--- Start GIVEN RECORDS ---

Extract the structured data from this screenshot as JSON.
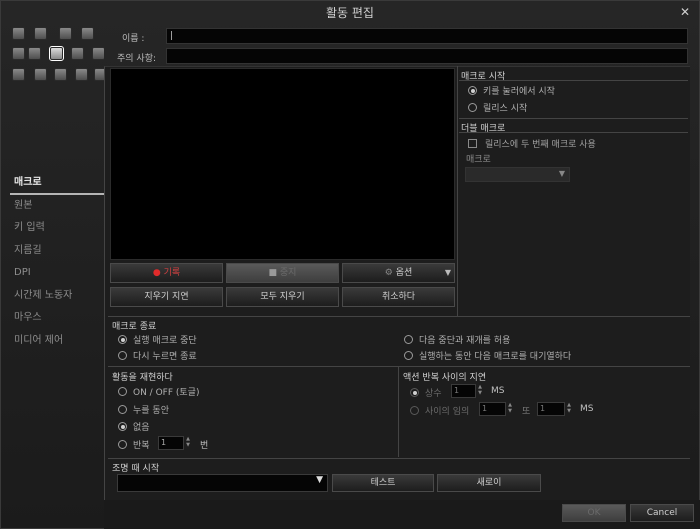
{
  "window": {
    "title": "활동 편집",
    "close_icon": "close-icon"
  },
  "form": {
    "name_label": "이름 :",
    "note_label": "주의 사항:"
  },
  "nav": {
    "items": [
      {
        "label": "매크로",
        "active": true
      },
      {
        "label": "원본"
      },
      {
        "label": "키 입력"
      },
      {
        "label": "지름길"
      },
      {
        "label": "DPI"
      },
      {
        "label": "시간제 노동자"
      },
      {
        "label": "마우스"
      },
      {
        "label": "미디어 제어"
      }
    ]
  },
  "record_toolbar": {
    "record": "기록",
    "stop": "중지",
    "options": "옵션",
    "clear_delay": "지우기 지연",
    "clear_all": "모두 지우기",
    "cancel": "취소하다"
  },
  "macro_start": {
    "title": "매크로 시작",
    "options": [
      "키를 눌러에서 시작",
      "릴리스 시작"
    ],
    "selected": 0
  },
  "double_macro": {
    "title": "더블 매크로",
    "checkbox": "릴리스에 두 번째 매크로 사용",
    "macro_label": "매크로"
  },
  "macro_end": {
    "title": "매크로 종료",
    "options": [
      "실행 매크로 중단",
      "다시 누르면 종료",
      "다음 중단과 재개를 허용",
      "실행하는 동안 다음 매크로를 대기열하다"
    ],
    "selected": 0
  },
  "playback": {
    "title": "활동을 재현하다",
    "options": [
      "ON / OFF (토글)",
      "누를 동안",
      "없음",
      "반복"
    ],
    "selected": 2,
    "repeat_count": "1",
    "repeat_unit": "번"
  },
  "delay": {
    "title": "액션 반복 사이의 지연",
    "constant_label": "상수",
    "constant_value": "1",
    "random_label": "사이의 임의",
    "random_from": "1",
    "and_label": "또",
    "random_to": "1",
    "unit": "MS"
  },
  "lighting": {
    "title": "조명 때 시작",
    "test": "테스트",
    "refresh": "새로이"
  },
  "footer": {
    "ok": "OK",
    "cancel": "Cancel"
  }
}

--- End GIVEN RECORDS ---
--- Start GIVEN RECORDS ---

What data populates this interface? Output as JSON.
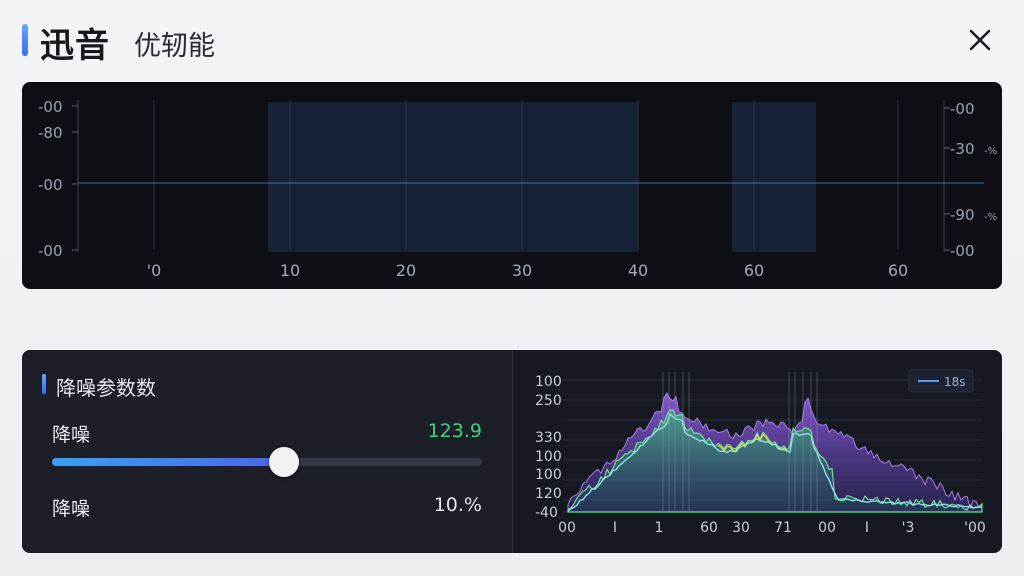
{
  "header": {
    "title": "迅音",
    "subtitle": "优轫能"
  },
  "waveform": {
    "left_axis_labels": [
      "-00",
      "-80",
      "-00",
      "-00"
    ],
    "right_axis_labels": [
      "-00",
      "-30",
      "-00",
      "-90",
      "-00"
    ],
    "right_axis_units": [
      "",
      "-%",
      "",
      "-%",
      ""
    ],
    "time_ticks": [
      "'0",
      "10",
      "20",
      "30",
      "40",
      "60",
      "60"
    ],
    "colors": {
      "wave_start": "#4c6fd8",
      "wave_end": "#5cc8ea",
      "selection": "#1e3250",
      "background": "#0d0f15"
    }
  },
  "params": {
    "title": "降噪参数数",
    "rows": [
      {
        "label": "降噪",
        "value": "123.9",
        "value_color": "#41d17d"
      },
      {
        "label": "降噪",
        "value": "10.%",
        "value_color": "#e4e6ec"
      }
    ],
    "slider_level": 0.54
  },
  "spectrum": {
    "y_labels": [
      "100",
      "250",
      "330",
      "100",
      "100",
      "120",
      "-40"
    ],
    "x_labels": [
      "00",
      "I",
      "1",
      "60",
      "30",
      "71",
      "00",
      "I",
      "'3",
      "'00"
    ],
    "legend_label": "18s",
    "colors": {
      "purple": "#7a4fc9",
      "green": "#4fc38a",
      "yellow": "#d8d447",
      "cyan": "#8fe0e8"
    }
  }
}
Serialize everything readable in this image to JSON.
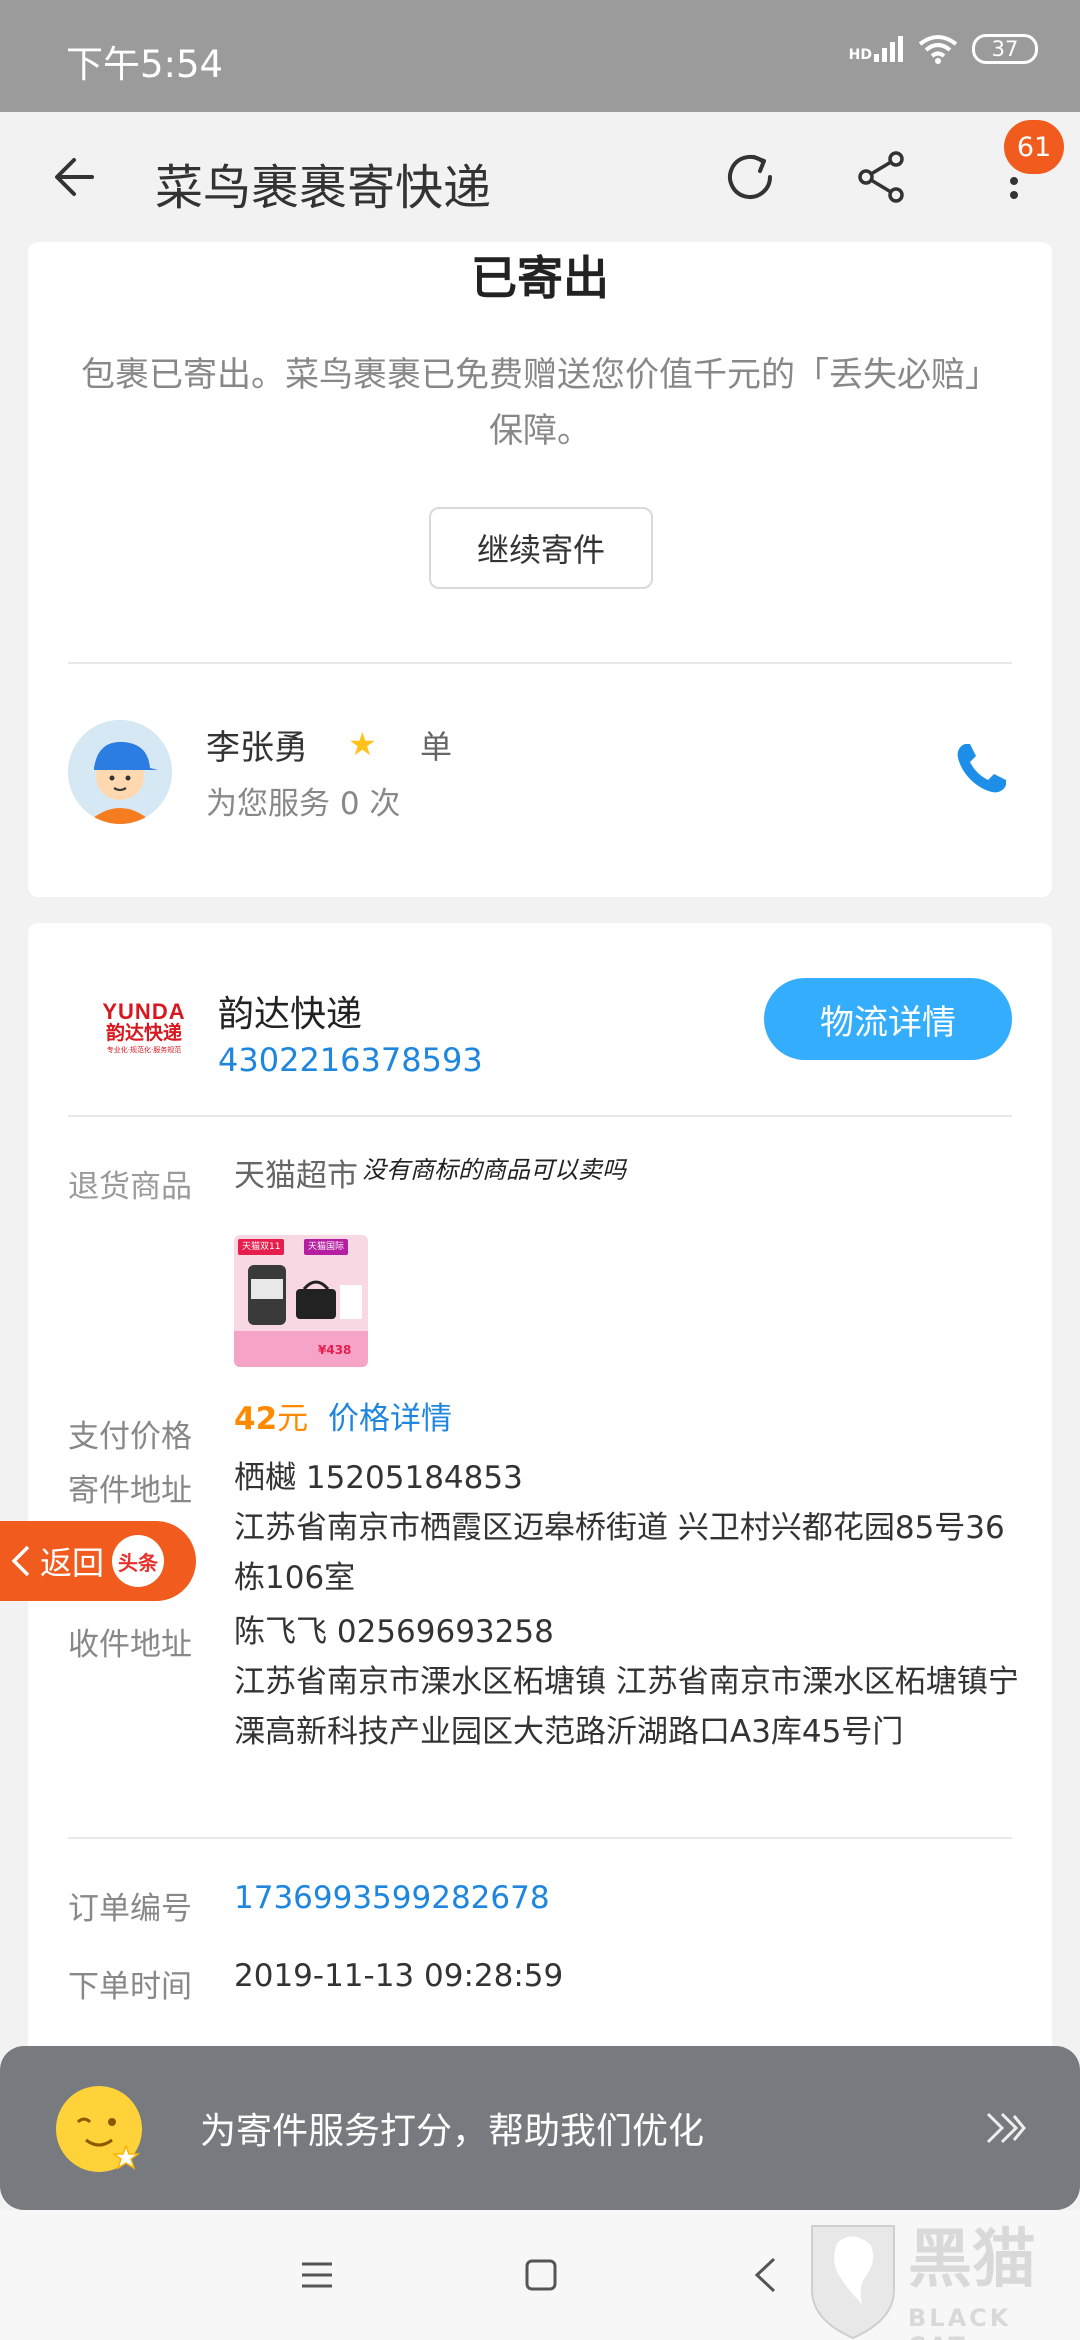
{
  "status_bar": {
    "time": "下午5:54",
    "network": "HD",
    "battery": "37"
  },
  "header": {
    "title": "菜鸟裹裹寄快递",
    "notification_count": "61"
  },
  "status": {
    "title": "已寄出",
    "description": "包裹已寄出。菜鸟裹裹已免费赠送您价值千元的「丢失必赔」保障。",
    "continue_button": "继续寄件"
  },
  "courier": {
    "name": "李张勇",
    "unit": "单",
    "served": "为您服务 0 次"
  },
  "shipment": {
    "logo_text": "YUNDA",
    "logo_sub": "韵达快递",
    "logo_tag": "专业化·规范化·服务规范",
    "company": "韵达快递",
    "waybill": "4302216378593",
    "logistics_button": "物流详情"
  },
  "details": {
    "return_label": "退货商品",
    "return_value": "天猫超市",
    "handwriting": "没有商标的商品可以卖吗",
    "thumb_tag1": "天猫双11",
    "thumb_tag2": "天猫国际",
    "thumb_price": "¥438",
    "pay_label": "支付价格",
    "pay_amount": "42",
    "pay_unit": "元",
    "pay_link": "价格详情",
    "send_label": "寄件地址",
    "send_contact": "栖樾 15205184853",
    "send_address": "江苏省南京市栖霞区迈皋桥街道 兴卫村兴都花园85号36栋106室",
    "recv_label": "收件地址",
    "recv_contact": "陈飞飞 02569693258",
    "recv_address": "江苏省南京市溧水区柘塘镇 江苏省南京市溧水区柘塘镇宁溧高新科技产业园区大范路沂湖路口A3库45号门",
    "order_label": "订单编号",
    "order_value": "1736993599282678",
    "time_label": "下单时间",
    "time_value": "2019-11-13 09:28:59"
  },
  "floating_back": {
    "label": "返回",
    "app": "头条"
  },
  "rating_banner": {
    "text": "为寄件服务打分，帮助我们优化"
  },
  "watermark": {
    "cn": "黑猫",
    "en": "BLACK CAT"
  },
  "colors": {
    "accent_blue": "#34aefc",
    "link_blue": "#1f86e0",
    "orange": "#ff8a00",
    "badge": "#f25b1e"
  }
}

--- End GIVEN RECORDS ---

__WRITTEN TASK__: Copy and report every line where the word "data" is present.

__WORKED SOLUTION__:
Extract the structured data from this screenshot as JSON.
What data populates this interface? Output as JSON.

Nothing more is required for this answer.